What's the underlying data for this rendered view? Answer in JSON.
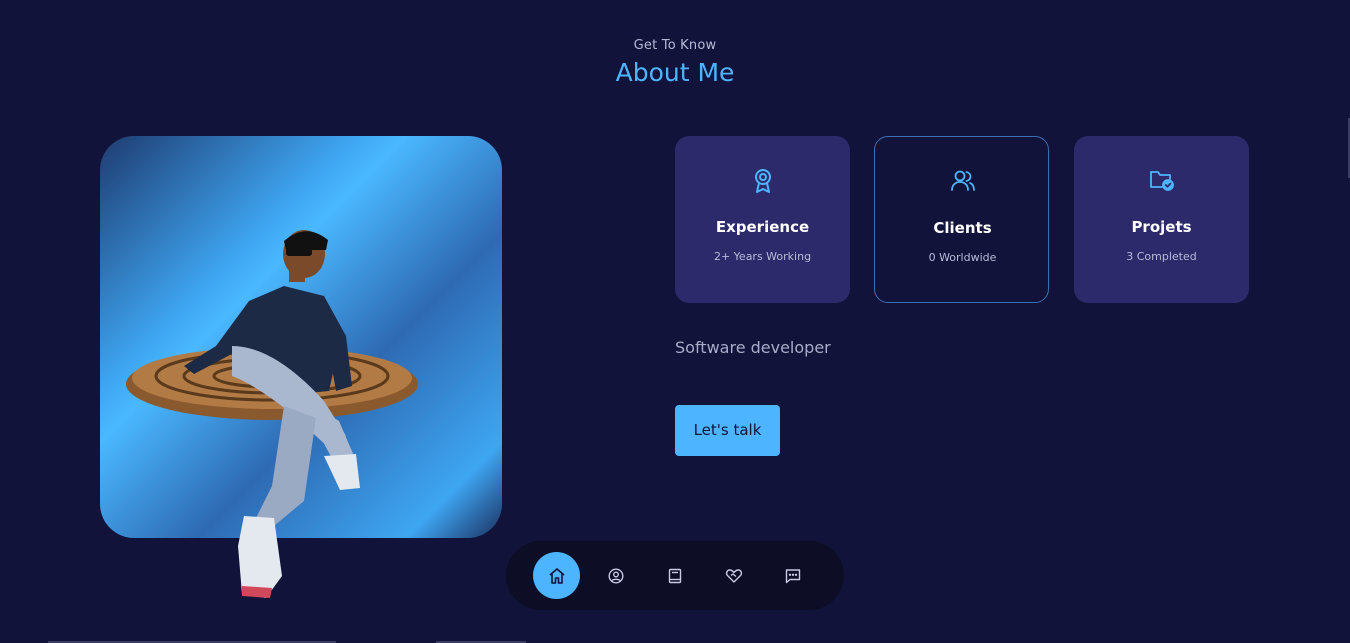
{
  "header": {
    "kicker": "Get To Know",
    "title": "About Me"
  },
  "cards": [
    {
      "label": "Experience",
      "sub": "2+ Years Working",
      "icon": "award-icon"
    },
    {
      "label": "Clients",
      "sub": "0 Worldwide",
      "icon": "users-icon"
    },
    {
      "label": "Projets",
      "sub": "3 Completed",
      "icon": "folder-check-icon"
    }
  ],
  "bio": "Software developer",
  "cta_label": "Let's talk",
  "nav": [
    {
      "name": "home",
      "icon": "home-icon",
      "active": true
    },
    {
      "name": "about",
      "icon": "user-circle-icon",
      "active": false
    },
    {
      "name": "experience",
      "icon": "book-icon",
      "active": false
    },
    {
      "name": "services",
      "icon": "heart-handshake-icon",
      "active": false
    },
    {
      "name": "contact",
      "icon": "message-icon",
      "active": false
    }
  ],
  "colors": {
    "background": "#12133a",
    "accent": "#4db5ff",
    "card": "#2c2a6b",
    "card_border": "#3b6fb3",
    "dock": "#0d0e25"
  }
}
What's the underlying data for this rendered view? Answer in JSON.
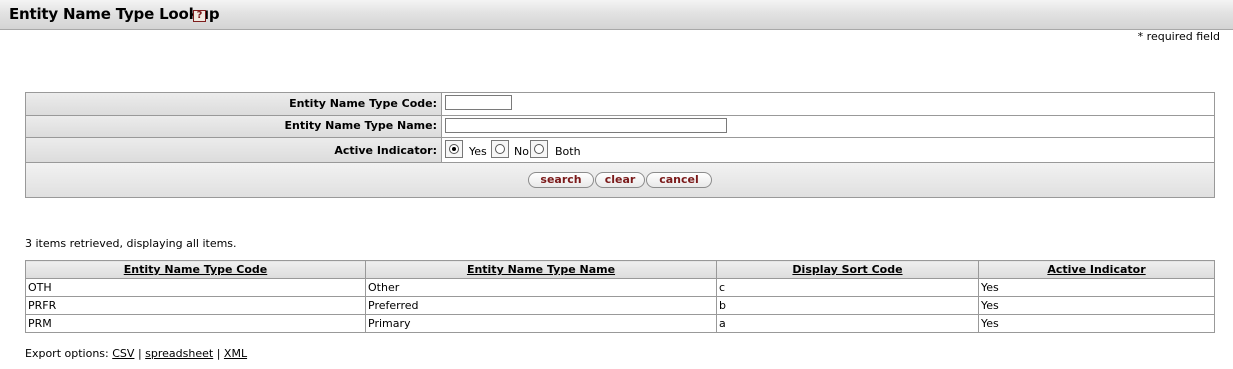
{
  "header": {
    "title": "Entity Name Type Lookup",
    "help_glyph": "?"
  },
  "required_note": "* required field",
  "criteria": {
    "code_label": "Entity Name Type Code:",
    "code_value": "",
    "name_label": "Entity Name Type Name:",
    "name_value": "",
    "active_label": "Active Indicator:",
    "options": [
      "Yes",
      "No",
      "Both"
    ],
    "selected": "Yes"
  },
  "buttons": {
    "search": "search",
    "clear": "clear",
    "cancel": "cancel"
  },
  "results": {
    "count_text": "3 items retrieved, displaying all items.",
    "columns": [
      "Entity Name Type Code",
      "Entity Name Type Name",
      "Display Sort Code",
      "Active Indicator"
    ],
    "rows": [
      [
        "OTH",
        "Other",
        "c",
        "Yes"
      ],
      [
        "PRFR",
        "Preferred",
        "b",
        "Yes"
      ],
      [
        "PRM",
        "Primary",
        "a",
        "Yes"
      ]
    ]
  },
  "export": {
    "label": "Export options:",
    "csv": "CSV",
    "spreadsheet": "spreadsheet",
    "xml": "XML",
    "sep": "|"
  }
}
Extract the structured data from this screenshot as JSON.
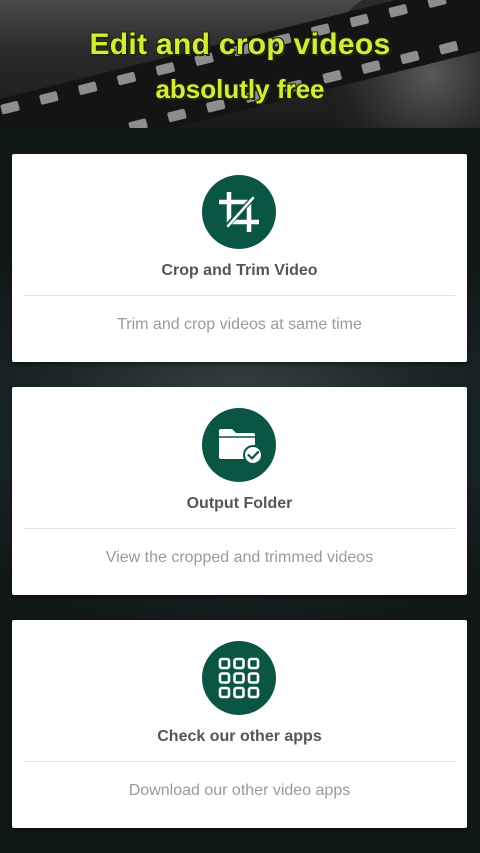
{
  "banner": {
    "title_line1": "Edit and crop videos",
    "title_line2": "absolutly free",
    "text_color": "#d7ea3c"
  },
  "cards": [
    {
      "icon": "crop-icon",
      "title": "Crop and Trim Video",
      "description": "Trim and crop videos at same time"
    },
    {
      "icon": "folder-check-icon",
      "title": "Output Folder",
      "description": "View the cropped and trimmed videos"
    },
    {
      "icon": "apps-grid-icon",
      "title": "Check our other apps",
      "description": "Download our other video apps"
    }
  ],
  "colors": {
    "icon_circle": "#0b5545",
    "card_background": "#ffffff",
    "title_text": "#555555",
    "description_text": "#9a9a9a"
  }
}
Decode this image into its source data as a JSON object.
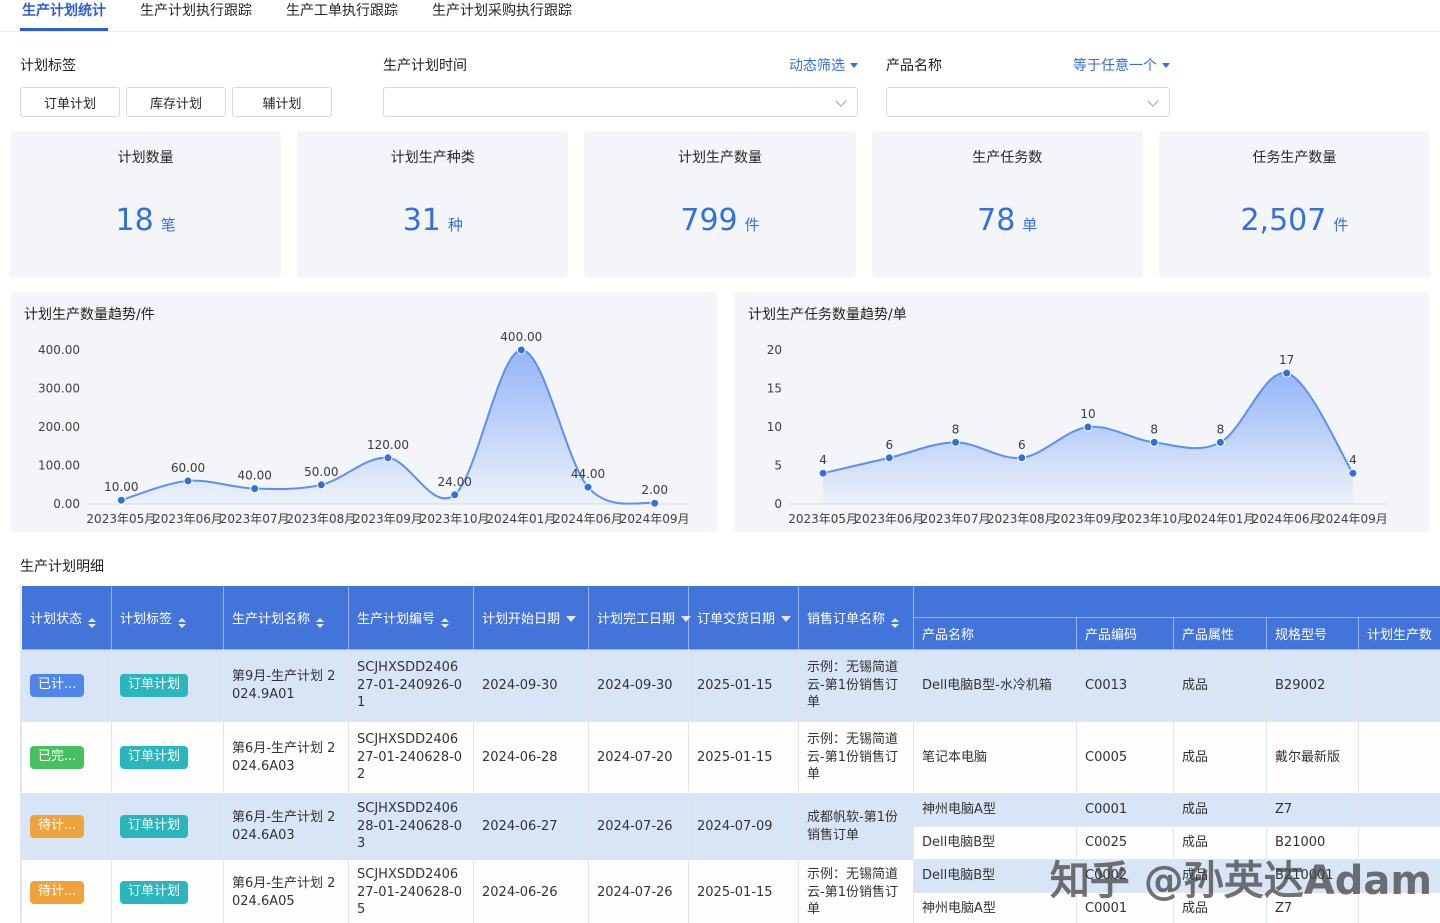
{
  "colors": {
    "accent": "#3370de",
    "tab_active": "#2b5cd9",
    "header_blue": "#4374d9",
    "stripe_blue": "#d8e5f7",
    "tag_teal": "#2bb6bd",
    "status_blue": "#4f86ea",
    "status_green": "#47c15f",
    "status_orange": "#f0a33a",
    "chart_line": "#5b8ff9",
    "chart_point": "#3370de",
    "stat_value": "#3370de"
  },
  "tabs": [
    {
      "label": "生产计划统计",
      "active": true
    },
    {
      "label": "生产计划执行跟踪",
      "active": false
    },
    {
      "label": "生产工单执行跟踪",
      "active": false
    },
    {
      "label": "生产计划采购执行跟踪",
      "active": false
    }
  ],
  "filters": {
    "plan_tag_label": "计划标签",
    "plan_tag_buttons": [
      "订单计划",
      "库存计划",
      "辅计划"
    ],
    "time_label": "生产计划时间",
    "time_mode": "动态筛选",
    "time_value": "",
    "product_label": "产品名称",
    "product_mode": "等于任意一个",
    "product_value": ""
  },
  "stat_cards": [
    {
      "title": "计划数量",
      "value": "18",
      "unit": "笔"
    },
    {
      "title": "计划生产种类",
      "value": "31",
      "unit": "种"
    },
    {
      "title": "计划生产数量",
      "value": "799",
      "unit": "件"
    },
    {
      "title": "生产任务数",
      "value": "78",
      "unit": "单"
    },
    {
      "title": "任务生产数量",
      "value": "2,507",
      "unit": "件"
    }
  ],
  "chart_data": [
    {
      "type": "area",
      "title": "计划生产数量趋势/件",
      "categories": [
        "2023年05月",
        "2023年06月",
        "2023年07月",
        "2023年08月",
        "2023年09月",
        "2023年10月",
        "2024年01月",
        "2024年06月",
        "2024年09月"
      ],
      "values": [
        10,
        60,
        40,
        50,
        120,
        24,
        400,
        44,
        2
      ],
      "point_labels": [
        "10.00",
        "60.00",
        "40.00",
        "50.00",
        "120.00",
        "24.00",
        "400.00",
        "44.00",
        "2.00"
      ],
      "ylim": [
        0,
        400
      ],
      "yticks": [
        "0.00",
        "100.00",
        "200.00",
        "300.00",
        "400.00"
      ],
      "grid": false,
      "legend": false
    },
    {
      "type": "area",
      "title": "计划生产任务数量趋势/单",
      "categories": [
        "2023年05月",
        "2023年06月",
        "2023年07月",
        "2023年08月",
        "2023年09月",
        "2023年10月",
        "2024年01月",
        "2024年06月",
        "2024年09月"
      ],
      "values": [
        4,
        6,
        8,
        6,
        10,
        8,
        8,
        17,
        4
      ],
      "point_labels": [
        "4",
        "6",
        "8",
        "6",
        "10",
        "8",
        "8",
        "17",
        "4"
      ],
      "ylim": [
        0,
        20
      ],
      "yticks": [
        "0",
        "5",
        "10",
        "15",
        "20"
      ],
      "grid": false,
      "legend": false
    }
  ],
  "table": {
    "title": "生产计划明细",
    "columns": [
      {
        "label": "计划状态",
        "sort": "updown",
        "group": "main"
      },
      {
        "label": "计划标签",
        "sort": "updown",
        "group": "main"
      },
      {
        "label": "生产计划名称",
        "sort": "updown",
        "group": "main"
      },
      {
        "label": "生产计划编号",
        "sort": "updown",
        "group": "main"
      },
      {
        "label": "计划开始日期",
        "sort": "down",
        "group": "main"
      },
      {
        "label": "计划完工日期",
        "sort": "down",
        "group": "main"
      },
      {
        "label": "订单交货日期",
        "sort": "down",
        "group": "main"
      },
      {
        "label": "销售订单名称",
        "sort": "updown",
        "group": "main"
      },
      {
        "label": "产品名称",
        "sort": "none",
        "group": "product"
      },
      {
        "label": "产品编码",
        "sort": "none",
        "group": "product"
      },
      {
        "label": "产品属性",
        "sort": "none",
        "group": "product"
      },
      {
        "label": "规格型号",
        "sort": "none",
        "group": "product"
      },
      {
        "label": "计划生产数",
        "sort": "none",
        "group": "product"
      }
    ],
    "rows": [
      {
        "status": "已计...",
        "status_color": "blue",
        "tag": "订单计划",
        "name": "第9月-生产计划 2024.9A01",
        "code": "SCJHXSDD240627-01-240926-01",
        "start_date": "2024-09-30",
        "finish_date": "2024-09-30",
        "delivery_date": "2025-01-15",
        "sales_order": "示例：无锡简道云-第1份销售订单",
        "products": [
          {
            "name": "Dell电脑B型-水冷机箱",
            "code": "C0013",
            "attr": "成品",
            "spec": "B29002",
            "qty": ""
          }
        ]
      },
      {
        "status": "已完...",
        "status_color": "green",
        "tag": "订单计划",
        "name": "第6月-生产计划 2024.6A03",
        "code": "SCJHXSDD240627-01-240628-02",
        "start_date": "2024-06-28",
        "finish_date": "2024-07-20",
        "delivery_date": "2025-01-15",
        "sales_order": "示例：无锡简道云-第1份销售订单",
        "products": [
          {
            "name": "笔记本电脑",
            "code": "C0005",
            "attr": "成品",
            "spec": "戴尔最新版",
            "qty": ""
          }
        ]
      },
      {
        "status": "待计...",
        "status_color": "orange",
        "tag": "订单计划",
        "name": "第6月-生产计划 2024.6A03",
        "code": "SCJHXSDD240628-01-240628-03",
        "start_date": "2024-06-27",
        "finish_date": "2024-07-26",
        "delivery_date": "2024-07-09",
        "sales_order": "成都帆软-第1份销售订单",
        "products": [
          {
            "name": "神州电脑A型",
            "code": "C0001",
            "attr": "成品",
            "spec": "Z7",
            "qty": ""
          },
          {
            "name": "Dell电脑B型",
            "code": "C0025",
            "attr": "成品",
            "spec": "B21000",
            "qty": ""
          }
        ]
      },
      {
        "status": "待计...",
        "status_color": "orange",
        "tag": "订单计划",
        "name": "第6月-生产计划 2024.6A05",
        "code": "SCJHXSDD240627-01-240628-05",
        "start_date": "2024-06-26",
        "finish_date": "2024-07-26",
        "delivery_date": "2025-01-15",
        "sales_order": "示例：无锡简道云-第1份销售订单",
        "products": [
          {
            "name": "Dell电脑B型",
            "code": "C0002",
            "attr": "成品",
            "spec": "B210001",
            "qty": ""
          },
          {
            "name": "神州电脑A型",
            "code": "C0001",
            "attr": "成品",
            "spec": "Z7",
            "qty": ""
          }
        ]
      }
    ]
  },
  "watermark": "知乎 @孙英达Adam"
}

* What to work on: Say how many lines contain "videos", and give nothing but that number.

* Answer to the problem: 3